→ YOUR OBJECTIVE
Rewrite every line of the data below, substituting "change-cell" for each occurrence of "growth-cell" and leaving everything else unchanged.

[START TASK MATERIAL]

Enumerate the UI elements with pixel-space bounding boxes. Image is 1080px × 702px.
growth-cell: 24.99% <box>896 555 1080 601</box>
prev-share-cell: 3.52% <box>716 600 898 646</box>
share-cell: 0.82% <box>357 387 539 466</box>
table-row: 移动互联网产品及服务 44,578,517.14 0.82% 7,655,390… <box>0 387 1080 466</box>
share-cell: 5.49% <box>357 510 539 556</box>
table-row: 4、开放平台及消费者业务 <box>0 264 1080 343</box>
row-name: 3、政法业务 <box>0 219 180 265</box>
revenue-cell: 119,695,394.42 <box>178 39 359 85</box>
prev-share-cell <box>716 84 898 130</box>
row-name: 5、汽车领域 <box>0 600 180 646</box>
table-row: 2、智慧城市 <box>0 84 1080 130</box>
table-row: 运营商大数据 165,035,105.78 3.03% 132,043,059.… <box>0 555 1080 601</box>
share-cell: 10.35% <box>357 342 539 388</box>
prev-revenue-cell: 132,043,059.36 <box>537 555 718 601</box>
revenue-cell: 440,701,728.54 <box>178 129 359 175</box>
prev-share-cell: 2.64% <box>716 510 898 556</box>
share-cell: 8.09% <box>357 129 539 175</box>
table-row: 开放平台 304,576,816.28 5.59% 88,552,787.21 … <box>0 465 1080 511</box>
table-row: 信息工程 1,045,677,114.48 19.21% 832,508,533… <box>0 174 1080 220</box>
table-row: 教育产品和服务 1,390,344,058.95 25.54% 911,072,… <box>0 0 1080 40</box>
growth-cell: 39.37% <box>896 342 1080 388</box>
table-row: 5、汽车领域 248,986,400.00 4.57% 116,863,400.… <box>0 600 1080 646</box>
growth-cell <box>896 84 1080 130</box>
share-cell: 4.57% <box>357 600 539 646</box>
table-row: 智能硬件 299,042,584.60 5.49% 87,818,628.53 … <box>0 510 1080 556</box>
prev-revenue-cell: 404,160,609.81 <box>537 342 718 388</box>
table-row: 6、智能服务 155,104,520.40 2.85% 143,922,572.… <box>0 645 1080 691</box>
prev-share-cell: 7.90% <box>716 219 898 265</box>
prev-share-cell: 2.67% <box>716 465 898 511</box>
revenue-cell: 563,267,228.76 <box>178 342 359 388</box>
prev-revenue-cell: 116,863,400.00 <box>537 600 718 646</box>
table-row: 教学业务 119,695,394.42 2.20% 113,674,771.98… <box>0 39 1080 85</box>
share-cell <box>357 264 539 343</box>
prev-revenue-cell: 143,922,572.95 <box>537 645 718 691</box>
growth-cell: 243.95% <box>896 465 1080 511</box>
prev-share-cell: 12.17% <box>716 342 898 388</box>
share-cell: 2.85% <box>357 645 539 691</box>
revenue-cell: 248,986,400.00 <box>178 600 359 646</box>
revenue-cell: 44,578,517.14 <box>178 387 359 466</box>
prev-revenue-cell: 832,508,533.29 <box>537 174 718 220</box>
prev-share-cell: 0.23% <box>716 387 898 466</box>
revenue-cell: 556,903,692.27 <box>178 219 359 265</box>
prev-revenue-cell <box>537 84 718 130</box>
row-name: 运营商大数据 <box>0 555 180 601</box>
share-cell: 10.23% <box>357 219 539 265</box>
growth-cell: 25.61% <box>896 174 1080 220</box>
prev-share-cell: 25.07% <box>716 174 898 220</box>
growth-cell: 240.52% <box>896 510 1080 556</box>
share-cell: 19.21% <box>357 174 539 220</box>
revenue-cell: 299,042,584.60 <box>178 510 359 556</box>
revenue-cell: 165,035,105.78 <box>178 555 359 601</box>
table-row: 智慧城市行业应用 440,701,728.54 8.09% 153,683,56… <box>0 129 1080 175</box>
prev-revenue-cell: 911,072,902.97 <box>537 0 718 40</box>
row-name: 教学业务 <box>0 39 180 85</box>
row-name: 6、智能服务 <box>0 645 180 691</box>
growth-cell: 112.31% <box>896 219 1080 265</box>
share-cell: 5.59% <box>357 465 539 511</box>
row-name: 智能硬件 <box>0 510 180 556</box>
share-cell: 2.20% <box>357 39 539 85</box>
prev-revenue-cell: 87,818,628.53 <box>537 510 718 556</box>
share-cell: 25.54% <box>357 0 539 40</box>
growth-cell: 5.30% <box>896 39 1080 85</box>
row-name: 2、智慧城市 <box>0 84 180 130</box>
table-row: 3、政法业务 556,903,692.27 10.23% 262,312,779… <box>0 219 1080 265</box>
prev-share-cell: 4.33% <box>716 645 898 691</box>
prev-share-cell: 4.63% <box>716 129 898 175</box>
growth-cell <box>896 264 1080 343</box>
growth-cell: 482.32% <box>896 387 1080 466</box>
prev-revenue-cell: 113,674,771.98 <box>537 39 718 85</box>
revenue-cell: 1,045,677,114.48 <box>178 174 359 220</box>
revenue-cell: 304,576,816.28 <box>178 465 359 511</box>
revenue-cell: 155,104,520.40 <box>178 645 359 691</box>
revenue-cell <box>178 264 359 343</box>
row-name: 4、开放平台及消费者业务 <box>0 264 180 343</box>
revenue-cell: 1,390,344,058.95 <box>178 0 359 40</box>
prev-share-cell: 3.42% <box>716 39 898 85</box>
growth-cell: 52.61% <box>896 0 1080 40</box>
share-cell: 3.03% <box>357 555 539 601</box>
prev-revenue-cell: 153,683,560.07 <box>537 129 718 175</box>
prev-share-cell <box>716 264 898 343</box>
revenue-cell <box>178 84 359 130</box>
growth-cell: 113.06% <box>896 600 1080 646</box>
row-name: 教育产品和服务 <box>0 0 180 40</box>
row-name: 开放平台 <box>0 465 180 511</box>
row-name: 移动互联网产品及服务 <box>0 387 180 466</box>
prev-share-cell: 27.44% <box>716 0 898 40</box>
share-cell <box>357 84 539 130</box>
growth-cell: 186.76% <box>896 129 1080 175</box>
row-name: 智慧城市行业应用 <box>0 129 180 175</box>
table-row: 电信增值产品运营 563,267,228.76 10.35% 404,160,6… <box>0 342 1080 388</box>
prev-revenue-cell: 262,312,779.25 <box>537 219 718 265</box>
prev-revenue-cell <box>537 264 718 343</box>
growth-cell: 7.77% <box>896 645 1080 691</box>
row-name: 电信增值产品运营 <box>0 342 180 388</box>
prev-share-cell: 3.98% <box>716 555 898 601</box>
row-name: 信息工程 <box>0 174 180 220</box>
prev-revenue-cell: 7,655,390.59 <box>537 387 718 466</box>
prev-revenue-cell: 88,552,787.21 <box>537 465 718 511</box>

[END TASK MATERIAL]

→ FINAL RESULT
Enumerate the UI elements with pixel-space bounding boxes. Image is 1080px × 702px.
change-cell: 24.99% <box>896 555 1080 601</box>
prev-share-cell: 3.52% <box>716 600 898 646</box>
share-cell: 0.82% <box>357 387 539 466</box>
table-row: 移动互联网产品及服务 44,578,517.14 0.82% 7,655,390… <box>0 387 1080 466</box>
share-cell: 5.49% <box>357 510 539 556</box>
table-row: 4、开放平台及消费者业务 <box>0 264 1080 343</box>
row-name: 3、政法业务 <box>0 219 180 265</box>
revenue-cell: 119,695,394.42 <box>178 39 359 85</box>
prev-share-cell <box>716 84 898 130</box>
row-name: 5、汽车领域 <box>0 600 180 646</box>
table-row: 2、智慧城市 <box>0 84 1080 130</box>
table-row: 运营商大数据 165,035,105.78 3.03% 132,043,059.… <box>0 555 1080 601</box>
share-cell: 10.35% <box>357 342 539 388</box>
prev-revenue-cell: 132,043,059.36 <box>537 555 718 601</box>
revenue-cell: 440,701,728.54 <box>178 129 359 175</box>
prev-share-cell: 2.64% <box>716 510 898 556</box>
share-cell: 8.09% <box>357 129 539 175</box>
table-row: 开放平台 304,576,816.28 5.59% 88,552,787.21 … <box>0 465 1080 511</box>
table-row: 信息工程 1,045,677,114.48 19.21% 832,508,533… <box>0 174 1080 220</box>
table-row: 教育产品和服务 1,390,344,058.95 25.54% 911,072,… <box>0 0 1080 40</box>
change-cell: 39.37% <box>896 342 1080 388</box>
table-row: 5、汽车领域 248,986,400.00 4.57% 116,863,400.… <box>0 600 1080 646</box>
change-cell <box>896 84 1080 130</box>
share-cell: 4.57% <box>357 600 539 646</box>
table-row: 智能硬件 299,042,584.60 5.49% 87,818,628.53 … <box>0 510 1080 556</box>
prev-revenue-cell: 404,160,609.81 <box>537 342 718 388</box>
table-row: 6、智能服务 155,104,520.40 2.85% 143,922,572.… <box>0 645 1080 691</box>
prev-share-cell: 7.90% <box>716 219 898 265</box>
prev-share-cell: 2.67% <box>716 465 898 511</box>
revenue-cell: 563,267,228.76 <box>178 342 359 388</box>
prev-revenue-cell: 116,863,400.00 <box>537 600 718 646</box>
table-row: 教学业务 119,695,394.42 2.20% 113,674,771.98… <box>0 39 1080 85</box>
share-cell <box>357 264 539 343</box>
prev-revenue-cell: 143,922,572.95 <box>537 645 718 691</box>
change-cell: 243.95% <box>896 465 1080 511</box>
prev-share-cell: 12.17% <box>716 342 898 388</box>
share-cell: 2.85% <box>357 645 539 691</box>
revenue-cell: 248,986,400.00 <box>178 600 359 646</box>
revenue-cell: 44,578,517.14 <box>178 387 359 466</box>
prev-revenue-cell: 832,508,533.29 <box>537 174 718 220</box>
prev-share-cell: 0.23% <box>716 387 898 466</box>
revenue-cell: 556,903,692.27 <box>178 219 359 265</box>
prev-revenue-cell <box>537 84 718 130</box>
row-name: 运营商大数据 <box>0 555 180 601</box>
share-cell: 10.23% <box>357 219 539 265</box>
change-cell: 25.61% <box>896 174 1080 220</box>
prev-share-cell: 25.07% <box>716 174 898 220</box>
change-cell: 240.52% <box>896 510 1080 556</box>
share-cell: 19.21% <box>357 174 539 220</box>
revenue-cell: 299,042,584.60 <box>178 510 359 556</box>
revenue-cell: 165,035,105.78 <box>178 555 359 601</box>
table-row: 智慧城市行业应用 440,701,728.54 8.09% 153,683,56… <box>0 129 1080 175</box>
prev-revenue-cell: 911,072,902.97 <box>537 0 718 40</box>
row-name: 教学业务 <box>0 39 180 85</box>
row-name: 6、智能服务 <box>0 645 180 691</box>
change-cell: 112.31% <box>896 219 1080 265</box>
share-cell: 5.59% <box>357 465 539 511</box>
row-name: 智能硬件 <box>0 510 180 556</box>
share-cell: 2.20% <box>357 39 539 85</box>
prev-revenue-cell: 87,818,628.53 <box>537 510 718 556</box>
share-cell: 25.54% <box>357 0 539 40</box>
change-cell: 5.30% <box>896 39 1080 85</box>
row-name: 2、智慧城市 <box>0 84 180 130</box>
table-row: 3、政法业务 556,903,692.27 10.23% 262,312,779… <box>0 219 1080 265</box>
prev-share-cell: 4.33% <box>716 645 898 691</box>
prev-share-cell: 4.63% <box>716 129 898 175</box>
change-cell <box>896 264 1080 343</box>
change-cell: 482.32% <box>896 387 1080 466</box>
prev-revenue-cell: 113,674,771.98 <box>537 39 718 85</box>
revenue-cell: 1,045,677,114.48 <box>178 174 359 220</box>
revenue-cell: 304,576,816.28 <box>178 465 359 511</box>
revenue-cell: 155,104,520.40 <box>178 645 359 691</box>
revenue-cell <box>178 264 359 343</box>
row-name: 4、开放平台及消费者业务 <box>0 264 180 343</box>
revenue-cell: 1,390,344,058.95 <box>178 0 359 40</box>
prev-share-cell: 3.42% <box>716 39 898 85</box>
change-cell: 52.61% <box>896 0 1080 40</box>
share-cell: 3.03% <box>357 555 539 601</box>
prev-revenue-cell: 153,683,560.07 <box>537 129 718 175</box>
prev-share-cell <box>716 264 898 343</box>
revenue-cell <box>178 84 359 130</box>
change-cell: 113.06% <box>896 600 1080 646</box>
row-name: 教育产品和服务 <box>0 0 180 40</box>
row-name: 开放平台 <box>0 465 180 511</box>
row-name: 移动互联网产品及服务 <box>0 387 180 466</box>
prev-share-cell: 27.44% <box>716 0 898 40</box>
share-cell <box>357 84 539 130</box>
change-cell: 186.76% <box>896 129 1080 175</box>
row-name: 智慧城市行业应用 <box>0 129 180 175</box>
table-row: 电信增值产品运营 563,267,228.76 10.35% 404,160,6… <box>0 342 1080 388</box>
prev-revenue-cell: 262,312,779.25 <box>537 219 718 265</box>
prev-revenue-cell <box>537 264 718 343</box>
change-cell: 7.77% <box>896 645 1080 691</box>
row-name: 电信增值产品运营 <box>0 342 180 388</box>
prev-share-cell: 3.98% <box>716 555 898 601</box>
row-name: 信息工程 <box>0 174 180 220</box>
prev-revenue-cell: 7,655,390.59 <box>537 387 718 466</box>
prev-revenue-cell: 88,552,787.21 <box>537 465 718 511</box>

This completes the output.